Your goal: Copy every line from the records below that holds the word "http".
>> START Dataset excerpts
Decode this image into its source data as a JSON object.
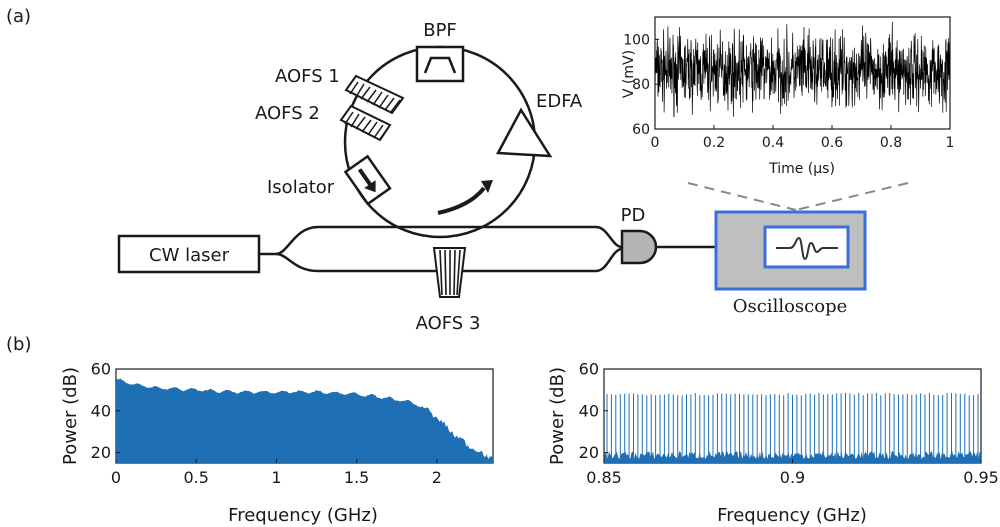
{
  "panel_labels": {
    "a": "(a)",
    "b": "(b)"
  },
  "components": {
    "cw_laser": "CW laser",
    "bpf": "BPF",
    "edfa": "EDFA",
    "aofs1": "AOFS 1",
    "aofs2": "AOFS 2",
    "aofs3": "AOFS 3",
    "isolator": "Isolator",
    "pd": "PD",
    "oscilloscope": "Oscilloscope"
  },
  "colors": {
    "scope_border": "#3a6fd8",
    "scope_fill": "#bfbfbf",
    "spectrum_fill": "#1f6fb5",
    "trace": "#000000"
  },
  "chart_data": [
    {
      "type": "line",
      "xlabel": "Time (μs)",
      "ylabel": "V (mV)",
      "xlim": [
        0,
        1
      ],
      "ylim": [
        60,
        110
      ],
      "xticks": [
        "0",
        "0.2",
        "0.4",
        "0.6",
        "0.8",
        "1"
      ],
      "yticks": [
        "60",
        "80",
        "100"
      ],
      "series": [
        {
          "values_description": "dense noise-like trace",
          "mean": 85,
          "min": 62,
          "max": 110
        }
      ]
    },
    {
      "type": "area",
      "xlabel": "Frequency (GHz)",
      "ylabel": "Power (dB)",
      "xlim": [
        0,
        2.35
      ],
      "ylim": [
        15,
        60
      ],
      "xticks": [
        "0",
        "0.5",
        "1",
        "1.5",
        "2"
      ],
      "yticks": [
        "20",
        "40",
        "60"
      ],
      "x": [
        0,
        0.1,
        0.25,
        0.5,
        0.75,
        1.0,
        1.25,
        1.5,
        1.7,
        1.85,
        1.95,
        2.05,
        2.15,
        2.25,
        2.35
      ],
      "values": [
        55,
        53,
        51,
        50,
        49,
        49,
        49,
        48,
        46,
        44,
        40,
        33,
        26,
        21,
        17
      ]
    },
    {
      "type": "bar",
      "xlabel": "Frequency (GHz)",
      "ylabel": "Power (dB)",
      "xlim": [
        0.85,
        0.95
      ],
      "ylim": [
        15,
        60
      ],
      "xticks": [
        "0.85",
        "0.9",
        "0.95"
      ],
      "yticks": [
        "20",
        "40",
        "60"
      ],
      "comb_lines": 85,
      "comb_level": 48,
      "floor_level": 18
    }
  ]
}
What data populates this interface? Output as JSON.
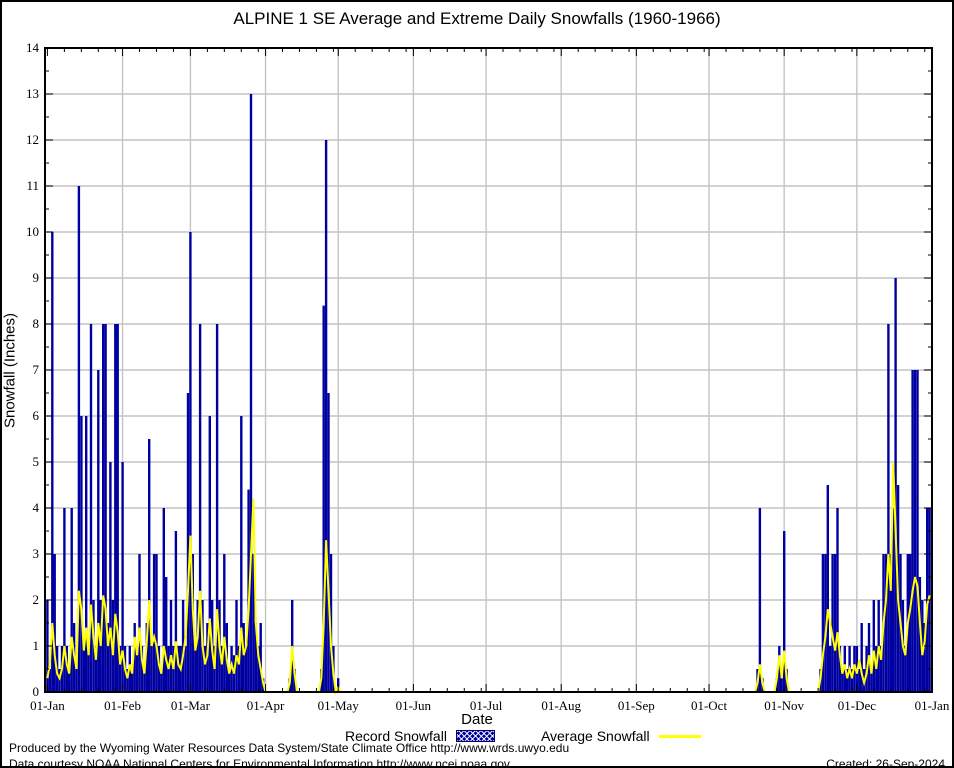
{
  "page": {
    "title": "ALPINE 1 SE Average and Extreme Daily Snowfalls (1960-1966)",
    "footer_produced": "Produced by the Wyoming Water Resources Data System/State Climate Office http://www.wrds.uwyo.edu",
    "footer_courtesy": "Data courtesy NOAA National Centers for Environmental Information http://www.ncei.noaa.gov",
    "created": "Created: 26-Sep-2024"
  },
  "legend": {
    "record_label": "Record Snowfall",
    "average_label": "Average Snowfall"
  },
  "colors": {
    "bar": "#0000a0",
    "line": "#ffff00",
    "grid": "#c4c4c4",
    "axis": "#000000"
  },
  "chart_data": {
    "type": "bar",
    "title": "ALPINE 1 SE Average and Extreme Daily Snowfalls (1960-1966)",
    "xlabel": "Date",
    "ylabel": "Snowfall (Inches)",
    "ylim": [
      0,
      14
    ],
    "grid": true,
    "legend_position": "bottom",
    "days_in_year": 366,
    "x_tick_labels": [
      "01-Jan",
      "01-Feb",
      "01-Mar",
      "01-Apr",
      "01-May",
      "01-Jun",
      "01-Jul",
      "01-Aug",
      "01-Sep",
      "01-Oct",
      "01-Nov",
      "01-Dec",
      "01-Jan"
    ],
    "month_start_days": [
      1,
      32,
      60,
      91,
      121,
      152,
      182,
      213,
      244,
      274,
      305,
      335,
      366
    ],
    "y_tick_values": [
      0,
      1,
      2,
      3,
      4,
      5,
      6,
      7,
      8,
      9,
      10,
      11,
      12,
      13,
      14
    ],
    "series_names": [
      "Record Snowfall (bars)",
      "Average Snowfall (line)"
    ],
    "points_format": [
      "day_of_year",
      "record_in",
      "average_in"
    ],
    "points": [
      [
        1,
        2,
        0.3
      ],
      [
        2,
        0.5,
        0.6
      ],
      [
        3,
        10,
        1.5
      ],
      [
        4,
        3,
        0.8
      ],
      [
        5,
        1,
        0.4
      ],
      [
        6,
        0.5,
        0.3
      ],
      [
        7,
        1,
        0.5
      ],
      [
        8,
        4,
        1.0
      ],
      [
        9,
        1,
        0.6
      ],
      [
        10,
        0.5,
        0.4
      ],
      [
        11,
        4,
        1.2
      ],
      [
        12,
        1.5,
        0.8
      ],
      [
        13,
        0.5,
        0.5
      ],
      [
        14,
        11,
        2.2
      ],
      [
        15,
        6,
        1.8
      ],
      [
        16,
        1,
        0.9
      ],
      [
        17,
        6,
        1.4
      ],
      [
        18,
        1,
        0.8
      ],
      [
        19,
        8,
        1.9
      ],
      [
        20,
        2,
        1.2
      ],
      [
        21,
        1,
        0.7
      ],
      [
        22,
        7,
        1.5
      ],
      [
        23,
        2,
        1.0
      ],
      [
        24,
        8,
        2.1
      ],
      [
        25,
        8,
        1.8
      ],
      [
        26,
        1.5,
        1.0
      ],
      [
        27,
        5,
        1.4
      ],
      [
        28,
        2,
        0.8
      ],
      [
        29,
        8,
        1.7
      ],
      [
        30,
        8,
        1.3
      ],
      [
        31,
        1,
        0.6
      ],
      [
        32,
        5,
        0.9
      ],
      [
        33,
        1,
        0.5
      ],
      [
        34,
        0.5,
        0.3
      ],
      [
        35,
        1,
        0.6
      ],
      [
        36,
        0.5,
        0.4
      ],
      [
        37,
        1.5,
        1.2
      ],
      [
        38,
        1,
        0.8
      ],
      [
        39,
        3,
        1.4
      ],
      [
        40,
        1,
        0.7
      ],
      [
        41,
        0.5,
        0.4
      ],
      [
        42,
        1.5,
        1.1
      ],
      [
        43,
        5.5,
        2.0
      ],
      [
        44,
        1,
        1.0
      ],
      [
        45,
        3,
        1.2
      ],
      [
        46,
        3,
        1.0
      ],
      [
        47,
        1,
        0.6
      ],
      [
        48,
        0.5,
        0.4
      ],
      [
        49,
        4,
        1.0
      ],
      [
        50,
        2.5,
        0.7
      ],
      [
        51,
        1,
        0.5
      ],
      [
        52,
        2,
        0.8
      ],
      [
        53,
        1,
        0.5
      ],
      [
        54,
        3.5,
        1.1
      ],
      [
        55,
        1,
        0.6
      ],
      [
        56,
        1,
        0.5
      ],
      [
        57,
        2,
        0.8
      ],
      [
        58,
        1,
        1.2
      ],
      [
        59,
        6.5,
        2.2
      ],
      [
        60,
        10,
        3.4
      ],
      [
        61,
        3,
        1.8
      ],
      [
        62,
        1,
        0.9
      ],
      [
        63,
        2,
        1.2
      ],
      [
        64,
        8,
        2.2
      ],
      [
        65,
        2,
        1.0
      ],
      [
        66,
        1,
        0.6
      ],
      [
        67,
        1.5,
        0.8
      ],
      [
        68,
        6,
        1.6
      ],
      [
        69,
        2,
        0.9
      ],
      [
        70,
        1,
        0.5
      ],
      [
        71,
        8,
        1.8
      ],
      [
        72,
        2,
        1.0
      ],
      [
        73,
        1,
        0.6
      ],
      [
        74,
        3,
        1.2
      ],
      [
        75,
        1.5,
        0.7
      ],
      [
        76,
        0.5,
        0.4
      ],
      [
        77,
        1,
        0.6
      ],
      [
        78,
        0.8,
        0.4
      ],
      [
        79,
        2,
        0.8
      ],
      [
        80,
        1,
        0.6
      ],
      [
        81,
        6,
        1.4
      ],
      [
        82,
        1.5,
        0.8
      ],
      [
        83,
        1,
        1.0
      ],
      [
        84,
        4.4,
        1.8
      ],
      [
        85,
        13,
        3.0
      ],
      [
        86,
        3,
        4.2
      ],
      [
        87,
        1.5,
        1.5
      ],
      [
        88,
        1,
        0.8
      ],
      [
        89,
        1.5,
        0.5
      ],
      [
        90,
        0.3,
        0.2
      ],
      [
        101,
        0.3,
        0.2
      ],
      [
        102,
        2,
        1.0
      ],
      [
        103,
        0.5,
        0.4
      ],
      [
        114,
        0.5,
        0.3
      ],
      [
        115,
        8.4,
        1.5
      ],
      [
        116,
        12,
        3.3
      ],
      [
        117,
        6.5,
        2.2
      ],
      [
        118,
        3,
        1.0
      ],
      [
        119,
        1,
        0.4
      ],
      [
        121,
        0.3,
        0.1
      ],
      [
        294,
        0.5,
        0.2
      ],
      [
        295,
        4,
        0.6
      ],
      [
        296,
        0.3,
        0.2
      ],
      [
        302,
        0.3,
        0.3
      ],
      [
        303,
        1,
        0.8
      ],
      [
        304,
        0.3,
        0.3
      ],
      [
        305,
        3.5,
        0.9
      ],
      [
        306,
        0.5,
        0.3
      ],
      [
        320,
        0.5,
        0.3
      ],
      [
        321,
        3,
        0.8
      ],
      [
        322,
        3,
        1.2
      ],
      [
        323,
        4.5,
        1.8
      ],
      [
        324,
        1,
        1.5
      ],
      [
        325,
        3,
        1.2
      ],
      [
        326,
        3,
        0.9
      ],
      [
        327,
        4,
        1.3
      ],
      [
        328,
        1,
        0.8
      ],
      [
        329,
        0.5,
        0.4
      ],
      [
        330,
        1,
        0.6
      ],
      [
        331,
        0.5,
        0.3
      ],
      [
        332,
        1,
        0.5
      ],
      [
        333,
        0.5,
        0.3
      ],
      [
        334,
        1,
        0.6
      ],
      [
        335,
        1,
        0.4
      ],
      [
        336,
        0.5,
        0.7
      ],
      [
        337,
        1.5,
        0.4
      ],
      [
        338,
        0.5,
        0.2
      ],
      [
        339,
        1,
        0.4
      ],
      [
        340,
        1.5,
        0.8
      ],
      [
        341,
        0.5,
        0.4
      ],
      [
        342,
        2,
        0.9
      ],
      [
        343,
        1,
        0.5
      ],
      [
        344,
        2,
        1.0
      ],
      [
        345,
        1,
        0.7
      ],
      [
        346,
        3,
        1.5
      ],
      [
        347,
        3,
        2.0
      ],
      [
        348,
        8,
        3.0
      ],
      [
        349,
        3,
        2.2
      ],
      [
        350,
        4,
        5.0
      ],
      [
        351,
        9,
        3.5
      ],
      [
        352,
        4.5,
        2.0
      ],
      [
        353,
        3,
        1.5
      ],
      [
        354,
        2,
        1.0
      ],
      [
        355,
        1,
        0.8
      ],
      [
        356,
        3,
        1.5
      ],
      [
        357,
        3,
        1.8
      ],
      [
        358,
        7,
        2.2
      ],
      [
        359,
        7,
        2.5
      ],
      [
        360,
        7,
        2.3
      ],
      [
        361,
        2.5,
        1.5
      ],
      [
        362,
        2,
        0.8
      ],
      [
        363,
        1.5,
        1.1
      ],
      [
        364,
        4,
        1.9
      ],
      [
        365,
        4,
        2.1
      ]
    ]
  }
}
>> END Dataset excerpts
Expected output:
    "footer_produced": "Produced by the Wyoming Water Resources Data System/State Climate Office http://www.wrds.uwyo.edu",
    "footer_courtesy": "Data courtesy NOAA National Centers for Environmental Information http://www.ncei.noaa.gov",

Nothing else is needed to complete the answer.